Copy out the data below verbatim.

BEGIN

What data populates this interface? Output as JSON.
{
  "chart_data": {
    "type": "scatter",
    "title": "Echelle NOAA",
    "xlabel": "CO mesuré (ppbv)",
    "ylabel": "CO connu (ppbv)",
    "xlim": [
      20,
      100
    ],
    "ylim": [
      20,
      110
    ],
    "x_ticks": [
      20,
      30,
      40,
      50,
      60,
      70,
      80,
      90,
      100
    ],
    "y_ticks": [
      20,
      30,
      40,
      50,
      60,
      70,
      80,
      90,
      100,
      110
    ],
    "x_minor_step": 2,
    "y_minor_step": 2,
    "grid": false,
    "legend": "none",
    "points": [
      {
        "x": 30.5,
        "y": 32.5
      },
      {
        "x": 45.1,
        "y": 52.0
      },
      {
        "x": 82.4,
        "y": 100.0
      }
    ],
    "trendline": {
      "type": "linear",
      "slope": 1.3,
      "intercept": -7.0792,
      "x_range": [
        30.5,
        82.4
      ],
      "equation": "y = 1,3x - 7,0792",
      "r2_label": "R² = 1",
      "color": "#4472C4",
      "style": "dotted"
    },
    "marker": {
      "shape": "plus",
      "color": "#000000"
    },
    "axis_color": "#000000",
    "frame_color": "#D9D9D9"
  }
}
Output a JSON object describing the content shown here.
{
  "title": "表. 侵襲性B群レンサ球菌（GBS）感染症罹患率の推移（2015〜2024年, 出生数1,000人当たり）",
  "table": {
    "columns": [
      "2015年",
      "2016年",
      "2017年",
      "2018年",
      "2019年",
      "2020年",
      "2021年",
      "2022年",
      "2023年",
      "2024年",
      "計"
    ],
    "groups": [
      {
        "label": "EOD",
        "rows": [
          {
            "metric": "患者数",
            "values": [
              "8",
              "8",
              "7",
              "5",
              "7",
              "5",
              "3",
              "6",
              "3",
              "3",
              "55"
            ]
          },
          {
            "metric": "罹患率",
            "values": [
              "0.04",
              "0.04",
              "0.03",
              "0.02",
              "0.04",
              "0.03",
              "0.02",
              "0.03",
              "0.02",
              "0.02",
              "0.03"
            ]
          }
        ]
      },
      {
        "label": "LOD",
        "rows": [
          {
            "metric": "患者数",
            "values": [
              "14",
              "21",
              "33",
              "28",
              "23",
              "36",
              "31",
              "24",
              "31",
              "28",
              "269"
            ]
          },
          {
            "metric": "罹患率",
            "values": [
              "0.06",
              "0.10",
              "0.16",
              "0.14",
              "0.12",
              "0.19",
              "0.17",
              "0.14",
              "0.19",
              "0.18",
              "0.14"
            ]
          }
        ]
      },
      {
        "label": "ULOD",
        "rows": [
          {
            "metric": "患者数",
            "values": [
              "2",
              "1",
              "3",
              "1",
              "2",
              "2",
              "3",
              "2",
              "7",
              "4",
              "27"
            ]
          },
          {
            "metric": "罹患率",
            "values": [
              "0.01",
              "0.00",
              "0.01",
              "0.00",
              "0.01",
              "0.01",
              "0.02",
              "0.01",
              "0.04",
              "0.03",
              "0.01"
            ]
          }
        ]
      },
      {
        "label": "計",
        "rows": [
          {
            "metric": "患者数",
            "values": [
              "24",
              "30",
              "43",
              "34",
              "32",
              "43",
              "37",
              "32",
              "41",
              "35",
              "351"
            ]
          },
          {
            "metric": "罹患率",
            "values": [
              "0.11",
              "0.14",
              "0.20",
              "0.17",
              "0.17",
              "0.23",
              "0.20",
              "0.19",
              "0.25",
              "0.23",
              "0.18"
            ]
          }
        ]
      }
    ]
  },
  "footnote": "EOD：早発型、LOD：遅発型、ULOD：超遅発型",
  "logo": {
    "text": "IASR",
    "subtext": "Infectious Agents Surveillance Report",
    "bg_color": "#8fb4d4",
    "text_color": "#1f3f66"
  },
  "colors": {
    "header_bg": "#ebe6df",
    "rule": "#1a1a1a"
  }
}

END

### Written solution
What data populates this interface? Output as JSON.
{
  "chart_data": {
    "type": "scatter",
    "title": "Echelle NOAA",
    "xlabel": "CO mesuré (ppbv)",
    "ylabel": "CO connu (ppbv)",
    "xlim": [
      20,
      100
    ],
    "ylim": [
      20,
      110
    ],
    "x_ticks": [
      20,
      30,
      40,
      50,
      60,
      70,
      80,
      90,
      100
    ],
    "y_ticks": [
      20,
      30,
      40,
      50,
      60,
      70,
      80,
      90,
      100,
      110
    ],
    "x_minor_step": 2,
    "y_minor_step": 2,
    "grid": false,
    "legend": "none",
    "points": [
      {
        "x": 30.5,
        "y": 32.5
      },
      {
        "x": 45.1,
        "y": 52.0
      },
      {
        "x": 82.4,
        "y": 100.0
      }
    ],
    "trendline": {
      "type": "linear",
      "slope": 1.3,
      "intercept": -7.0792,
      "x_range": [
        30.5,
        82.4
      ],
      "equation": "y = 1,3x - 7,0792",
      "r2_label": "R² = 1",
      "color": "#4472C4",
      "style": "dotted"
    },
    "marker": {
      "shape": "plus",
      "color": "#000000"
    },
    "axis_color": "#000000",
    "frame_color": "#D9D9D9"
  }
}
Output a JSON object describing the content shown here.
{
  "title": "表. 侵襲性B群レンサ球菌（GBS）感染症罹患率の推移（2015〜2024年, 出生数1,000人当たり）",
  "table": {
    "columns": [
      "2015年",
      "2016年",
      "2017年",
      "2018年",
      "2019年",
      "2020年",
      "2021年",
      "2022年",
      "2023年",
      "2024年",
      "計"
    ],
    "groups": [
      {
        "label": "EOD",
        "rows": [
          {
            "metric": "患者数",
            "values": [
              "8",
              "8",
              "7",
              "5",
              "7",
              "5",
              "3",
              "6",
              "3",
              "3",
              "55"
            ]
          },
          {
            "metric": "罹患率",
            "values": [
              "0.04",
              "0.04",
              "0.03",
              "0.02",
              "0.04",
              "0.03",
              "0.02",
              "0.03",
              "0.02",
              "0.02",
              "0.03"
            ]
          }
        ]
      },
      {
        "label": "LOD",
        "rows": [
          {
            "metric": "患者数",
            "values": [
              "14",
              "21",
              "33",
              "28",
              "23",
              "36",
              "31",
              "24",
              "31",
              "28",
              "269"
            ]
          },
          {
            "metric": "罹患率",
            "values": [
              "0.06",
              "0.10",
              "0.16",
              "0.14",
              "0.12",
              "0.19",
              "0.17",
              "0.14",
              "0.19",
              "0.18",
              "0.14"
            ]
          }
        ]
      },
      {
        "label": "ULOD",
        "rows": [
          {
            "metric": "患者数",
            "values": [
              "2",
              "1",
              "3",
              "1",
              "2",
              "2",
              "3",
              "2",
              "7",
              "4",
              "27"
            ]
          },
          {
            "metric": "罹患率",
            "values": [
              "0.01",
              "0.00",
              "0.01",
              "0.00",
              "0.01",
              "0.01",
              "0.02",
              "0.01",
              "0.04",
              "0.03",
              "0.01"
            ]
          }
        ]
      },
      {
        "label": "計",
        "rows": [
          {
            "metric": "患者数",
            "values": [
              "24",
              "30",
              "43",
              "34",
              "32",
              "43",
              "37",
              "32",
              "41",
              "35",
              "351"
            ]
          },
          {
            "metric": "罹患率",
            "values": [
              "0.11",
              "0.14",
              "0.20",
              "0.17",
              "0.17",
              "0.23",
              "0.20",
              "0.19",
              "0.25",
              "0.23",
              "0.18"
            ]
          }
        ]
      }
    ]
  },
  "footnote": "EOD：早発型、LOD：遅発型、ULOD：超遅発型",
  "logo": {
    "text": "IASR",
    "subtext": "Infectious Agents Surveillance Report",
    "bg_color": "#8fb4d4",
    "text_color": "#1f3f66"
  },
  "colors": {
    "header_bg": "#ebe6df",
    "rule": "#1a1a1a"
  }
}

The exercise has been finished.